### EXERCISE MATERIAL ###
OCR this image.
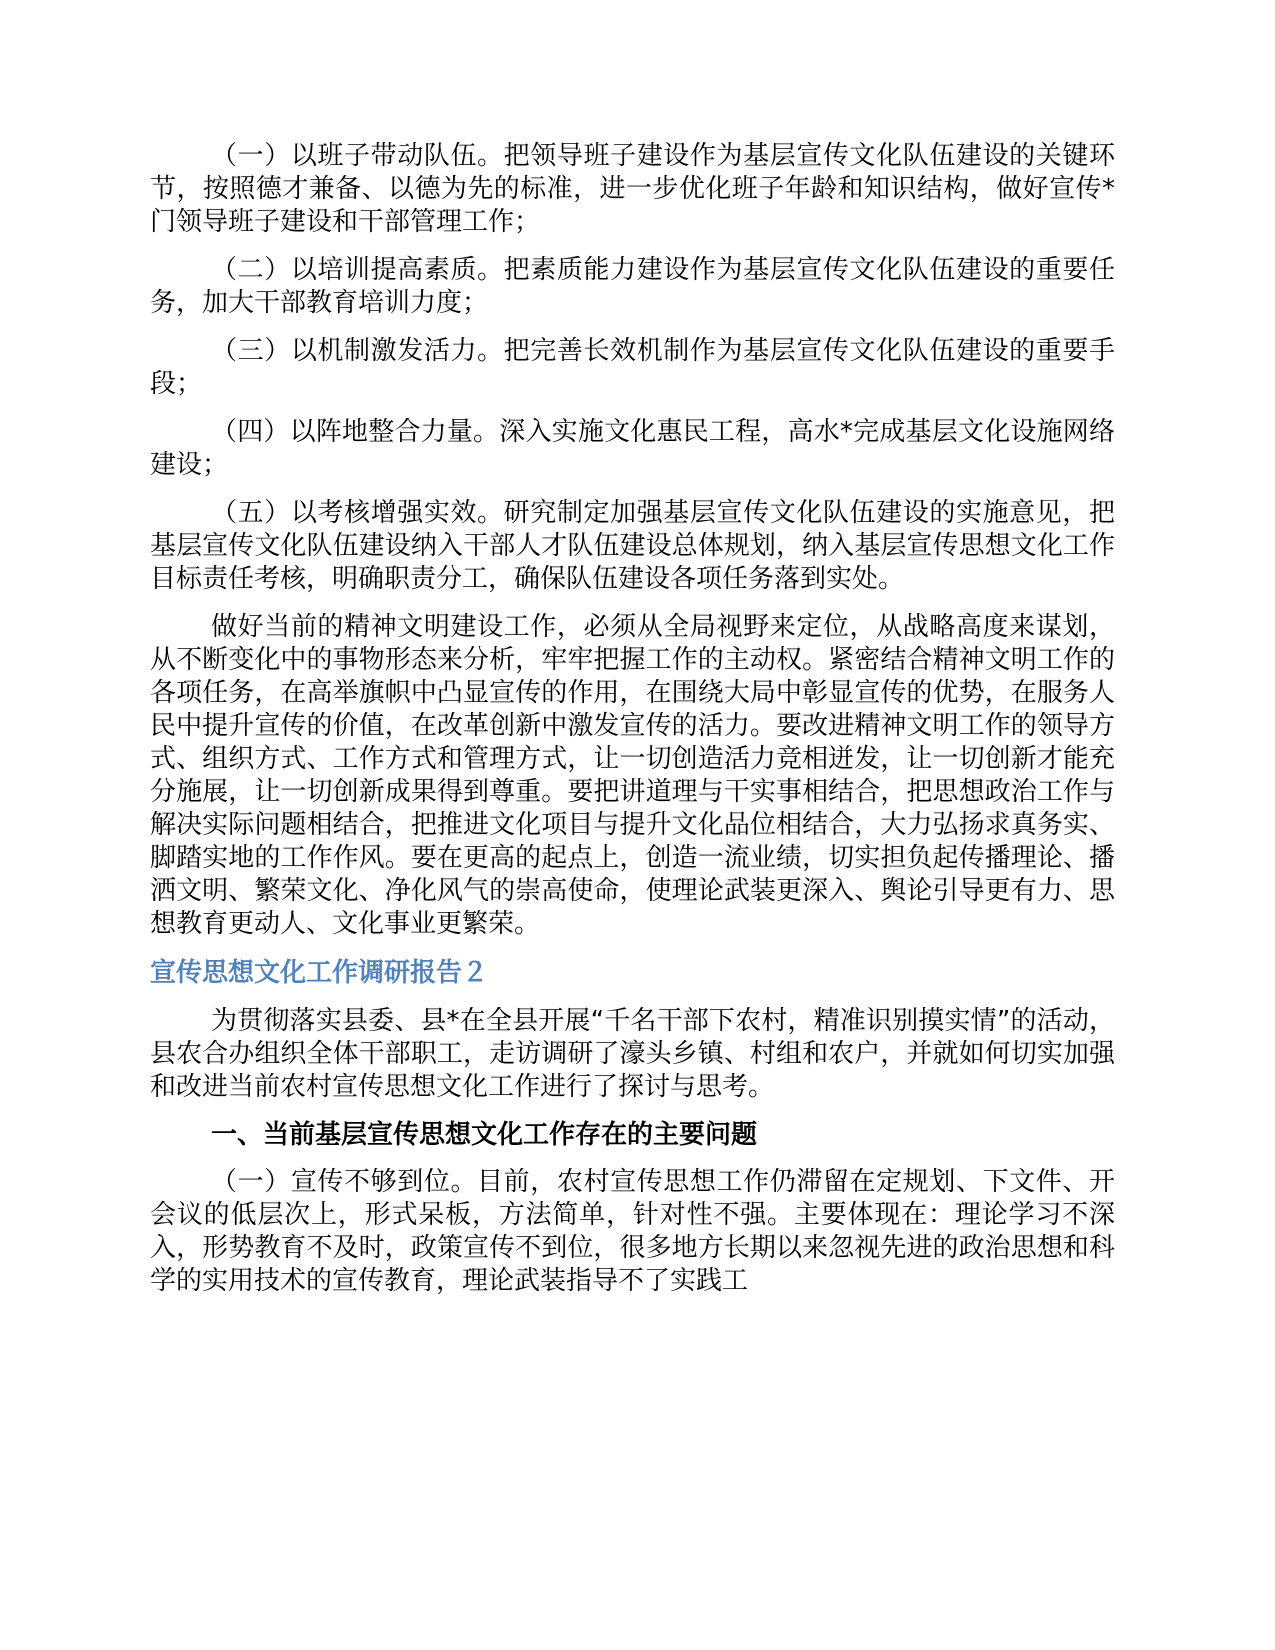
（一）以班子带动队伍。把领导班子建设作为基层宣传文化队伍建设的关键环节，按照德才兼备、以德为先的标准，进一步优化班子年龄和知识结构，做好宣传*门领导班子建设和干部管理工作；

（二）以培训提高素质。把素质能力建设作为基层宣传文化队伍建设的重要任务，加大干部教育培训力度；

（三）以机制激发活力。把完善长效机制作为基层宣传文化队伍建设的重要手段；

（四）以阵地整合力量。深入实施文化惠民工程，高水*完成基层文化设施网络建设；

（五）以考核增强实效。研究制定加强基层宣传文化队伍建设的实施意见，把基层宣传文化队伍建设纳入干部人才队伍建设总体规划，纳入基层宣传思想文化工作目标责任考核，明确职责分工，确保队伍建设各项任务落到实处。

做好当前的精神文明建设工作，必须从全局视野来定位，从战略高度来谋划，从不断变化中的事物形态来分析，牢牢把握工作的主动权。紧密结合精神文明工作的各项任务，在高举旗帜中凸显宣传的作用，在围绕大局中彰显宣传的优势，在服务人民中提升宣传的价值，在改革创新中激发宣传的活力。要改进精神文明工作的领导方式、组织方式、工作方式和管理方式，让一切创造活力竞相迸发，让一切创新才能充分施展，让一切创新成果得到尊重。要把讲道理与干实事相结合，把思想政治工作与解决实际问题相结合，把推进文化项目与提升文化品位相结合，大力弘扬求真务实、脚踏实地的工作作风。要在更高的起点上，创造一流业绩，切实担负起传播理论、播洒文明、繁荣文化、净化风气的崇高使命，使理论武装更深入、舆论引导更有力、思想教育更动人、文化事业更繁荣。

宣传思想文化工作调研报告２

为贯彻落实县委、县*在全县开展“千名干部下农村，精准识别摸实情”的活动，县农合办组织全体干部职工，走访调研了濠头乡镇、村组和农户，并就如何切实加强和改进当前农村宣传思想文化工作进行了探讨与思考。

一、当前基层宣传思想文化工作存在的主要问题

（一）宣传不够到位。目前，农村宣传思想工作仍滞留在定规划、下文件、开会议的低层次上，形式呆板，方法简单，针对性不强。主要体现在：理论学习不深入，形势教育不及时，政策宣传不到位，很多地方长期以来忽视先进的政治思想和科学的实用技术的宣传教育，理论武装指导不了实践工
###
GOAL
Copy out all the records exactly, excluding pictures.

TASK OUTPUT
OCR this image.
（一）以班子带动队伍。把领导班子建设作为基层宣传文化队伍建设的关键环节，按照德才兼备、以德为先的标准，进一步优化班子年龄和知识结构，做好宣传*门领导班子建设和干部管理工作；

（二）以培训提高素质。把素质能力建设作为基层宣传文化队伍建设的重要任务，加大干部教育培训力度；

（三）以机制激发活力。把完善长效机制作为基层宣传文化队伍建设的重要手段；

（四）以阵地整合力量。深入实施文化惠民工程，高水*完成基层文化设施网络建设；

（五）以考核增强实效。研究制定加强基层宣传文化队伍建设的实施意见，把基层宣传文化队伍建设纳入干部人才队伍建设总体规划，纳入基层宣传思想文化工作目标责任考核，明确职责分工，确保队伍建设各项任务落到实处。

做好当前的精神文明建设工作，必须从全局视野来定位，从战略高度来谋划，从不断变化中的事物形态来分析，牢牢把握工作的主动权。紧密结合精神文明工作的各项任务，在高举旗帜中凸显宣传的作用，在围绕大局中彰显宣传的优势，在服务人民中提升宣传的价值，在改革创新中激发宣传的活力。要改进精神文明工作的领导方式、组织方式、工作方式和管理方式，让一切创造活力竞相迸发，让一切创新才能充分施展，让一切创新成果得到尊重。要把讲道理与干实事相结合，把思想政治工作与解决实际问题相结合，把推进文化项目与提升文化品位相结合，大力弘扬求真务实、脚踏实地的工作作风。要在更高的起点上，创造一流业绩，切实担负起传播理论、播洒文明、繁荣文化、净化风气的崇高使命，使理论武装更深入、舆论引导更有力、思想教育更动人、文化事业更繁荣。

宣传思想文化工作调研报告２

为贯彻落实县委、县*在全县开展“千名干部下农村，精准识别摸实情”的活动，县农合办组织全体干部职工，走访调研了濠头乡镇、村组和农户，并就如何切实加强和改进当前农村宣传思想文化工作进行了探讨与思考。

一、当前基层宣传思想文化工作存在的主要问题

（一）宣传不够到位。目前，农村宣传思想工作仍滞留在定规划、下文件、开会议的低层次上，形式呆板，方法简单，针对性不强。主要体现在：理论学习不深入，形势教育不及时，政策宣传不到位，很多地方长期以来忽视先进的政治思想和科学的实用技术的宣传教育，理论武装指导不了实践工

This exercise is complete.